::: Listing :::

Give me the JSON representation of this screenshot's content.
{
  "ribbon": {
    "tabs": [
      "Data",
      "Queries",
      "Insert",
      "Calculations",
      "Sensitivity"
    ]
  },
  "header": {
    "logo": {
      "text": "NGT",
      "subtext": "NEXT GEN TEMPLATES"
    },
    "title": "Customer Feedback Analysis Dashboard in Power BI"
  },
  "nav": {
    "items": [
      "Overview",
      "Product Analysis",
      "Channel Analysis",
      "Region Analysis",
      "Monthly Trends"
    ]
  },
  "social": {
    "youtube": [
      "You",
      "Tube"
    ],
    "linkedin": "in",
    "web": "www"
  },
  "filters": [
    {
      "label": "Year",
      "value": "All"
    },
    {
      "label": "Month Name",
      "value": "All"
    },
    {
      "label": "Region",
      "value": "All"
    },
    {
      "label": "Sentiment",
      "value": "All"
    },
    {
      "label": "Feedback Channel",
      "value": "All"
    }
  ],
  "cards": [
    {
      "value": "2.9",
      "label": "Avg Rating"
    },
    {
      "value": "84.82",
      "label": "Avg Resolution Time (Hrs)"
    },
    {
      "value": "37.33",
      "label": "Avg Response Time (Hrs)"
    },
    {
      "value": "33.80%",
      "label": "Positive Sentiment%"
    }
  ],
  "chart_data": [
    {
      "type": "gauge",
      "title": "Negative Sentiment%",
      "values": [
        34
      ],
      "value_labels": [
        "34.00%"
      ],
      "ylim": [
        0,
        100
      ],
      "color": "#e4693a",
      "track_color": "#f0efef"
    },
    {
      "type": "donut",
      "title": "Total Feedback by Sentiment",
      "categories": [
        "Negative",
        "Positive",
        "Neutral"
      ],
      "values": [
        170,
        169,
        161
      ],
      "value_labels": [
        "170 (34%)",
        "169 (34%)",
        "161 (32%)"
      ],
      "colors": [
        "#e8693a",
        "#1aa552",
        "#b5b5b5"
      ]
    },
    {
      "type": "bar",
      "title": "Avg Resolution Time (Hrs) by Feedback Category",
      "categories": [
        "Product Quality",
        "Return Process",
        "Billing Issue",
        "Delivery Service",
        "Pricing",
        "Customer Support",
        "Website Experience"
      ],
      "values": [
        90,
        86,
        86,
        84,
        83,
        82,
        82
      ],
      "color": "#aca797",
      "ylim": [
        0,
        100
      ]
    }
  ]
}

:::

What you should do
All the entries above need to be reproduced exactly.

Exercise result
Give me the JSON representation of this screenshot's content.
{
  "ribbon": {
    "tabs": [
      "Data",
      "Queries",
      "Insert",
      "Calculations",
      "Sensitivity"
    ]
  },
  "header": {
    "logo": {
      "text": "NGT",
      "subtext": "NEXT GEN TEMPLATES"
    },
    "title": "Customer Feedback Analysis Dashboard in Power BI"
  },
  "nav": {
    "items": [
      "Overview",
      "Product Analysis",
      "Channel Analysis",
      "Region Analysis",
      "Monthly Trends"
    ]
  },
  "social": {
    "youtube": [
      "You",
      "Tube"
    ],
    "linkedin": "in",
    "web": "www"
  },
  "filters": [
    {
      "label": "Year",
      "value": "All"
    },
    {
      "label": "Month Name",
      "value": "All"
    },
    {
      "label": "Region",
      "value": "All"
    },
    {
      "label": "Sentiment",
      "value": "All"
    },
    {
      "label": "Feedback Channel",
      "value": "All"
    }
  ],
  "cards": [
    {
      "value": "2.9",
      "label": "Avg Rating"
    },
    {
      "value": "84.82",
      "label": "Avg Resolution Time (Hrs)"
    },
    {
      "value": "37.33",
      "label": "Avg Response Time (Hrs)"
    },
    {
      "value": "33.80%",
      "label": "Positive Sentiment%"
    }
  ],
  "chart_data": [
    {
      "type": "gauge",
      "title": "Negative Sentiment%",
      "values": [
        34
      ],
      "value_labels": [
        "34.00%"
      ],
      "ylim": [
        0,
        100
      ],
      "color": "#e4693a",
      "track_color": "#f0efef"
    },
    {
      "type": "donut",
      "title": "Total Feedback by Sentiment",
      "categories": [
        "Negative",
        "Positive",
        "Neutral"
      ],
      "values": [
        170,
        169,
        161
      ],
      "value_labels": [
        "170 (34%)",
        "169 (34%)",
        "161 (32%)"
      ],
      "colors": [
        "#e8693a",
        "#1aa552",
        "#b5b5b5"
      ]
    },
    {
      "type": "bar",
      "title": "Avg Resolution Time (Hrs) by Feedback Category",
      "categories": [
        "Product Quality",
        "Return Process",
        "Billing Issue",
        "Delivery Service",
        "Pricing",
        "Customer Support",
        "Website Experience"
      ],
      "values": [
        90,
        86,
        86,
        84,
        83,
        82,
        82
      ],
      "color": "#aca797",
      "ylim": [
        0,
        100
      ]
    }
  ]
}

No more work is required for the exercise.